◆ SOURCE TEXT ◆

LOS ANGELES (CBSLA.com/AP) German prosecutors on Monday opened an investigation against former Volkswagen CEO Martin Winterkorn to establish what his role was in the company's emissions-rigging scandal.

The investigation will concentrate on the suspicion of fraud committed through the sale of vehicles with manipulated emissions data, and aims to determine who was responsible, prosecutors in Braunschweig said in a statement.

Meanwhile, Volkswagen AG's upmarket Audi brand has announced 2.1 million of its vehicles are among those with the engines affected by the emissions-rigging scandal.

Audi said on Monday that the engine in question was built into 1.6-liter and 2-liter turbo diesel models in the A1, A3, A4, A6, TT, Q3 and Q5 ranges, news agency dpa reported.

The cars involved have engines in the "euro 5" emissions category; those with the newer "euro 6" engines aren't affected by the emissions scandal.

CBS2's Joy Benedict reported 13,000 of the Audi vehicles are expected to be located within the United States.

It was not immediately clear how many vehicles are based here in Southern California.

◆ SOURCE DATA ◆
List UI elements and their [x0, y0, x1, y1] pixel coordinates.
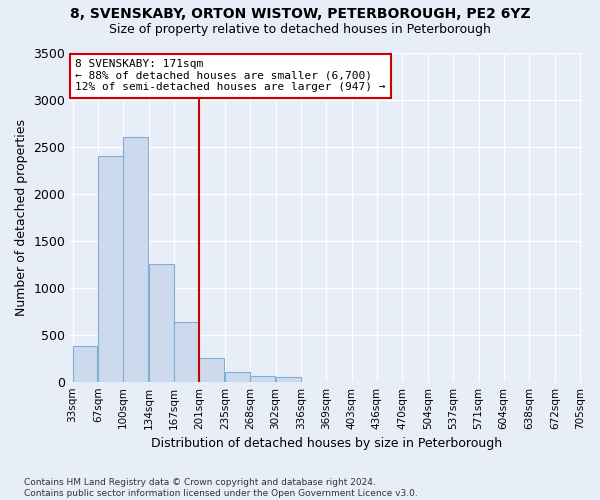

◆ TASK INSTRUCTIONS ◆
Continue the news report on the Volkswagen emissions scandal from its last sentence onward.

◆ WRITTEN ANSWER ◆
In the German system, anyone can file a criminal complaint with prosecutors, who are then obliged to examine them and decide whether there is enough evidence to open a formal investigation.

In this case, following the revelations about the rigged tests, prosecutors in Braunschweig, near VW's headquarters in Wolfsburg, received about a dozen complaints, including one from Volkswagen itself, said spokeswoman Julia Meyer.

She said it was too early to say if and when prosecutors may try and interview Winterkorn himself, and that she did not know whether he already had an attorney to represent him.

She said at this stage, she could not estimate how long the investigation would last.

"This is a very broad case and in other such investigations it has taken many months, sometimes years," she said.

Winterkorn, Volkswagen's CEO since 2007, resigned Wednesday — days after the world's top-selling carmaker admitted that it had rigged diesel emissions to pass U.S. tests during his tenure. He said that he was going "in the interests of the company even though I am not aware of any wrongdoing on my part."

Under German law, it is not possible to bring charges against a company — only against individuals. Meyer would not elaborate on specifics of the investigation, and it wasn't clear what Winterkorn's suspected role might be.

The head of VW's Porsche division, Matthias Mueller, was appointed Friday as his successor.

The company has admitted that it used a piece of engine software to cheat on diesel car emissions tests in the U.S. It will have to fix programming it has said is in some 11 million cars worldwide, far more than the 482,000 originally identified by U.S. authorities.

Details on what cars are involved have emerged gradually. The group, which has 12 marques in all, said Friday that some 5 million cars made by its core Volkswagen brand had the diesel engine in question.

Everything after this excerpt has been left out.